§ **Short task**:
Please copy the entries below from the first line down to the line containing "paragraph-text: ، ليسلَمَ", renaming "footnote-number" as "note-number" and keeping everything else unchanged.

─── Extracted material

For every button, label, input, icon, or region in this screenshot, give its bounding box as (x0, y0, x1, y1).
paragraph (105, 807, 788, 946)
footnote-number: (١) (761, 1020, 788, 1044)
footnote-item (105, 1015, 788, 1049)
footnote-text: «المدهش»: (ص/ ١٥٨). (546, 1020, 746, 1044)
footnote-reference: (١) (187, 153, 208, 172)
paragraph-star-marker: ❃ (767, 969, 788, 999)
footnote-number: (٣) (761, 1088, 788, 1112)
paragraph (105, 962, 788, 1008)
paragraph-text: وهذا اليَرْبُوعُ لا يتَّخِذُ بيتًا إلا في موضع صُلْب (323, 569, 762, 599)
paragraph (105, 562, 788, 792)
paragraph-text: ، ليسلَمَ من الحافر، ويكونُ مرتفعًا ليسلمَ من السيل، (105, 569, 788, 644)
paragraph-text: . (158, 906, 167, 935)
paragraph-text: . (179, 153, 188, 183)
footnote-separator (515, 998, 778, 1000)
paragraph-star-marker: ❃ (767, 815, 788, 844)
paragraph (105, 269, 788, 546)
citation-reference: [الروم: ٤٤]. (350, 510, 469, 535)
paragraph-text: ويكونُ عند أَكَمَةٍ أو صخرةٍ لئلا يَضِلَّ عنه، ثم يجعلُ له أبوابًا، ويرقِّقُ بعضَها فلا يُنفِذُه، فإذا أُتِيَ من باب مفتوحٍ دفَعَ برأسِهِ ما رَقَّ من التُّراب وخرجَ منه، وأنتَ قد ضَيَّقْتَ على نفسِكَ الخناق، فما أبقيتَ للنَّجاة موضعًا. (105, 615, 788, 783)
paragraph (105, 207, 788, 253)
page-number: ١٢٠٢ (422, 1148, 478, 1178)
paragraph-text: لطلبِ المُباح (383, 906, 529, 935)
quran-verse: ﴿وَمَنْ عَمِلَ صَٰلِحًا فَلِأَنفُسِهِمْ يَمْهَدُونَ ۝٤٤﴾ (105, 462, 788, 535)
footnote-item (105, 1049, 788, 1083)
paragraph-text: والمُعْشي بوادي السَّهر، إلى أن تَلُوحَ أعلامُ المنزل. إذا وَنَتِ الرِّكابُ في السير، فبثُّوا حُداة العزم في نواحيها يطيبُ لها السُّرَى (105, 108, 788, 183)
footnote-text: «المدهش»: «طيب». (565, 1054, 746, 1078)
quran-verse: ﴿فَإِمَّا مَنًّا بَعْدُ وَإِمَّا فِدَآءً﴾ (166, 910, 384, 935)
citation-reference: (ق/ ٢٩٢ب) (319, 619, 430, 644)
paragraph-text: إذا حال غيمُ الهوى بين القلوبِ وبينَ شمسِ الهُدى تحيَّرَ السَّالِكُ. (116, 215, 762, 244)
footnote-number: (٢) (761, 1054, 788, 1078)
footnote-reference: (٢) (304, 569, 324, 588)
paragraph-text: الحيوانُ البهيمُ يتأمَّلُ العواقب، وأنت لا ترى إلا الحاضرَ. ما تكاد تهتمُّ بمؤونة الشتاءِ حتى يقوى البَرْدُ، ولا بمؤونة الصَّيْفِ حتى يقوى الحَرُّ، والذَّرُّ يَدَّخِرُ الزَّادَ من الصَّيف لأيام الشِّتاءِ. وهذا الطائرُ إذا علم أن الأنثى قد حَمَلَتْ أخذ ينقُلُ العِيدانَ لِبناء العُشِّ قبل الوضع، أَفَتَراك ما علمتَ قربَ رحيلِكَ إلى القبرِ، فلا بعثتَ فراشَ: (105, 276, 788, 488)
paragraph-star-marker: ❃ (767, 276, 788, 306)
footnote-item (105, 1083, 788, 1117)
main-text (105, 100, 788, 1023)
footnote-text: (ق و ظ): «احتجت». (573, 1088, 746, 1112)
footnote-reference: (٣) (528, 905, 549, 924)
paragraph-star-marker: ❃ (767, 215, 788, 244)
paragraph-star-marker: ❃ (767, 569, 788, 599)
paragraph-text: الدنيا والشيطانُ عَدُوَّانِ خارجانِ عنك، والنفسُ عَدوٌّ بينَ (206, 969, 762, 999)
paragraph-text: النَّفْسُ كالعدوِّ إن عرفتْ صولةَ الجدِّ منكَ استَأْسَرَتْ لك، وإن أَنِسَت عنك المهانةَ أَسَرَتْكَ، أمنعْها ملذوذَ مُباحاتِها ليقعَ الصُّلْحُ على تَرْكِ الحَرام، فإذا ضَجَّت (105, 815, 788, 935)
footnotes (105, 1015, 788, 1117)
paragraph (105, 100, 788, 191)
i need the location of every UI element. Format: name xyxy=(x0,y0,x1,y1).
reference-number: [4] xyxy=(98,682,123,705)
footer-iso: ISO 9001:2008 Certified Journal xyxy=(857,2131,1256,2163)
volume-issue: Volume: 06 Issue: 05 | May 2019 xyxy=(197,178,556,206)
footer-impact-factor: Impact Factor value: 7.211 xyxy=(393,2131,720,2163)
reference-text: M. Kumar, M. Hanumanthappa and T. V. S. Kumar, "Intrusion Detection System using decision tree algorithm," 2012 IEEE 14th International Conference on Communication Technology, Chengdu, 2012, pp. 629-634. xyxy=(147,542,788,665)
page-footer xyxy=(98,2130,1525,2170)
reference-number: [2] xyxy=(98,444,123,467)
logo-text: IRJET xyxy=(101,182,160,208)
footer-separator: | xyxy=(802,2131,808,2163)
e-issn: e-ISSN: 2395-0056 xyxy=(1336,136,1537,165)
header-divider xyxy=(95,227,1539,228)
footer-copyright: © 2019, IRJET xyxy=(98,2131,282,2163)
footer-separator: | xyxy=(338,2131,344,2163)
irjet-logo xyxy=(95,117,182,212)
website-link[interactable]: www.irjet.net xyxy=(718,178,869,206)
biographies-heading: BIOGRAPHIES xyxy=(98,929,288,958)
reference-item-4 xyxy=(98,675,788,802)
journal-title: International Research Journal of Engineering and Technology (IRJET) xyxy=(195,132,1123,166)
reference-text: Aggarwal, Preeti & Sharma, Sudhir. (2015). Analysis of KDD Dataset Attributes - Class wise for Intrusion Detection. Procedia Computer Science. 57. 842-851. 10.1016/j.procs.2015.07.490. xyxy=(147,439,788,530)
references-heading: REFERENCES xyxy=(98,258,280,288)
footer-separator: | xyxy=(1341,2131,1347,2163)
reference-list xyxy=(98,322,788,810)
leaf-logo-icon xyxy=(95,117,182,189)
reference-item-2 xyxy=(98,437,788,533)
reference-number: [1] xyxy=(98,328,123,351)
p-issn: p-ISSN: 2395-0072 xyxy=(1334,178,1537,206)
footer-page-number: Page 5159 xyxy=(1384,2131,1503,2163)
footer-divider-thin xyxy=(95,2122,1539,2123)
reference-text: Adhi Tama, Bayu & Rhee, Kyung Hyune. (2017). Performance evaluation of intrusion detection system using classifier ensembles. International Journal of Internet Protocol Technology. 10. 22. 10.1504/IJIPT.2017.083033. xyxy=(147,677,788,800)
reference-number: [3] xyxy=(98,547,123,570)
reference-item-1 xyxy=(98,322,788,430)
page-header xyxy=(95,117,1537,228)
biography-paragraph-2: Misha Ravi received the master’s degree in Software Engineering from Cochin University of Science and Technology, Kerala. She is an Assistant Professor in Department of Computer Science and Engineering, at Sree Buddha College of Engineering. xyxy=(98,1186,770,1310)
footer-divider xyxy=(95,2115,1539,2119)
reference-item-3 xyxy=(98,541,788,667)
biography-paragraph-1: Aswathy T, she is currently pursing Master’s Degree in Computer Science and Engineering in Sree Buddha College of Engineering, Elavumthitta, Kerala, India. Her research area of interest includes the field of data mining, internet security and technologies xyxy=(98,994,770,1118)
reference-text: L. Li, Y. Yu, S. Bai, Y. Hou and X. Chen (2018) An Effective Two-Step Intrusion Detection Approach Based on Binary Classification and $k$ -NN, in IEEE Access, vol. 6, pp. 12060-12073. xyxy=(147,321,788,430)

──────

§ **Final result**:
For every button, label, input, icon, or region in this screenshot, give its bounding box as (x0, y0, x1, y1).
paragraph (105, 807, 788, 946)
note-number: (١) (761, 1020, 788, 1044)
footnote-item (105, 1015, 788, 1049)
footnote-text: «المدهش»: (ص/ ١٥٨). (546, 1020, 746, 1044)
footnote-reference: (١) (187, 153, 208, 172)
paragraph-star-marker: ❃ (767, 969, 788, 999)
note-number: (٣) (761, 1088, 788, 1112)
paragraph (105, 962, 788, 1008)
paragraph-text: وهذا اليَرْبُوعُ لا يتَّخِذُ بيتًا إلا في موضع صُلْب (323, 569, 762, 599)
paragraph (105, 562, 788, 792)
paragraph-text: ، ليسلَمَ من الحافر، ويكونُ مرتفعًا ليسلمَ من السيل، (105, 569, 788, 644)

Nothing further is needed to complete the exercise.